*What is asked*:
Beneath this task is a listing; retype all of it exactly.

Data extracted from a collection:
=====

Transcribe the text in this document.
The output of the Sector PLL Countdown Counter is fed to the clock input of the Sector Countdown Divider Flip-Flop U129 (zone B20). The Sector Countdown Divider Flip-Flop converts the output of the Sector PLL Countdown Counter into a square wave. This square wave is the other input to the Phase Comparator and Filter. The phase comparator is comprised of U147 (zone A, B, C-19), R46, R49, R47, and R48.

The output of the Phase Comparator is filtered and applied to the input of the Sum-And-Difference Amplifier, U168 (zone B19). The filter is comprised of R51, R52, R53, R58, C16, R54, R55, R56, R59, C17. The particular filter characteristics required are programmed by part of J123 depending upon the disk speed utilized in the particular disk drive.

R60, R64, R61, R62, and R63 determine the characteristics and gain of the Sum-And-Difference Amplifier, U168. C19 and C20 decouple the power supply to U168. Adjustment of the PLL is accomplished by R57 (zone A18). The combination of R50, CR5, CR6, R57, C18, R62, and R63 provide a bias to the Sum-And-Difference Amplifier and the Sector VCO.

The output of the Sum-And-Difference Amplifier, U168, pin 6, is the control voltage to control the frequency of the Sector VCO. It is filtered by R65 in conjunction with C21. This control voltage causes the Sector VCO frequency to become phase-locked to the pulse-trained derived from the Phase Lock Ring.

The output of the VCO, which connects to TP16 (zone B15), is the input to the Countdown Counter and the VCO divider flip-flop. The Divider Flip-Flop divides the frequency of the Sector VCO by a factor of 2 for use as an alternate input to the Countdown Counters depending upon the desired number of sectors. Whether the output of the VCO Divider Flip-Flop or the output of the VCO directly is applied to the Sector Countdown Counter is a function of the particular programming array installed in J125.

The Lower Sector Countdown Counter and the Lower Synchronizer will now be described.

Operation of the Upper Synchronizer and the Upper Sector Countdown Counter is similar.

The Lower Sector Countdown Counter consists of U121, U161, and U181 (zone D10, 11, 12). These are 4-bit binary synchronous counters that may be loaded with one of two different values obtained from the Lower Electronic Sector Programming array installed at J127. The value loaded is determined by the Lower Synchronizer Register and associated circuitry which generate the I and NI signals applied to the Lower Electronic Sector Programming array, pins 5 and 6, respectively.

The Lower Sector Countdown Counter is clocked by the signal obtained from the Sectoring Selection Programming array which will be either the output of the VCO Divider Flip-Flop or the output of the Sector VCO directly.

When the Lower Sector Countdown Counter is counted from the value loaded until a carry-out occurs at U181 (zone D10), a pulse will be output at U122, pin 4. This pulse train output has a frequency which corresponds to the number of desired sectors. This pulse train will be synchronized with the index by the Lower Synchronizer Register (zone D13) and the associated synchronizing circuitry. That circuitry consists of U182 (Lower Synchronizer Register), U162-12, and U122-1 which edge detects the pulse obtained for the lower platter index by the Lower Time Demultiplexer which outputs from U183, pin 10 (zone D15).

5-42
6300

=====

*Response for this exercise*:
Transcribe the text in this document.
The output of the Sector PLL Countdown Counter is fed to the clock input of the Sector Countdown Divider Flip-Flop U129 (zone B20). The Sector Countdown Divider Flip-Flop converts the output of the Sector PLL Countdown Counter into a square wave. This square wave is the other input to the Phase Comparator and Filter. The phase comparator is comprised of U147 (zone A, B, C-19), R46, R49, R47, and R48.

The output of the Phase Comparator is filtered and applied to the input of the Sum-And-Difference Amplifier, U168 (zone B19). The filter is comprised of R51, R52, R53, R58, C16, R54, R55, R56, R59, C17. The particular filter characteristics required are programmed by part of J123 depending upon the disk speed utilized in the particular disk drive.

R60, R64, R61, R62, and R63 determine the characteristics and gain of the Sum-And-Difference Amplifier, U168. C19 and C20 decouple the power supply to U168. Adjustment of the PLL is accomplished by R57 (zone A18). The combination of R50, CR5, CR6, R57, C18, R62, and R63 provide a bias to the Sum-And-Difference Amplifier and the Sector VCO.

The output of the Sum-And-Difference Amplifier, U168, pin 6, is the control voltage to control the frequency of the Sector VCO. It is filtered by R65 in conjunction with C21. This control voltage causes the Sector VCO frequency to become phase-locked to the pulse-trained derived from the Phase Lock Ring.

The output of the VCO, which connects to TP16 (zone B15), is the input to the Countdown Counter and the VCO divider flip-flop. The Divider Flip-Flop divides the frequency of the Sector VCO by a factor of 2 for use as an alternate input to the Countdown Counters depending upon the desired number of sectors. Whether the output of the VCO Divider Flip-Flop or the output of the VCO directly is applied to the Sector Countdown Counter is a function of the particular programming array installed in J125.

The Lower Sector Countdown Counter and the Lower Synchronizer will now be described.

Operation of the Upper Synchronizer and the Upper Sector Countdown Counter is similar.

The Lower Sector Countdown Counter consists of U121, U161, and U181 (zone D10, 11, 12). These are 4-bit binary synchronous counters that may be loaded with one of two different values obtained from the Lower Electronic Sector Programming array installed at J127. The value loaded is determined by the Lower Synchronizer Register and associated circuitry which generate the I and NI signals applied to the Lower Electronic Sector Programming array, pins 5 and 6, respectively.

The Lower Sector Countdown Counter is clocked by the signal obtained from the Sectoring Selection Programming array which will be either the output of the VCO Divider Flip-Flop or the output of the Sector VCO directly.

When the Lower Sector Countdown Counter is counted from the value loaded until a carry-out occurs at U181 (zone D10), a pulse will be output at U122, pin 4. This pulse train output has a frequency which corresponds to the number of desired sectors. This pulse train will be synchronized with the index by the Lower Synchronizer Register (zone D13) and the associated synchronizing circuitry. That circuitry consists of U182 (Lower Synchronizer Register), U162-12, and U122-1 which edge detects the pulse obtained for the lower platter index by the Lower Time Demultiplexer which outputs from U183, pin 10 (zone D15).

5-42
6300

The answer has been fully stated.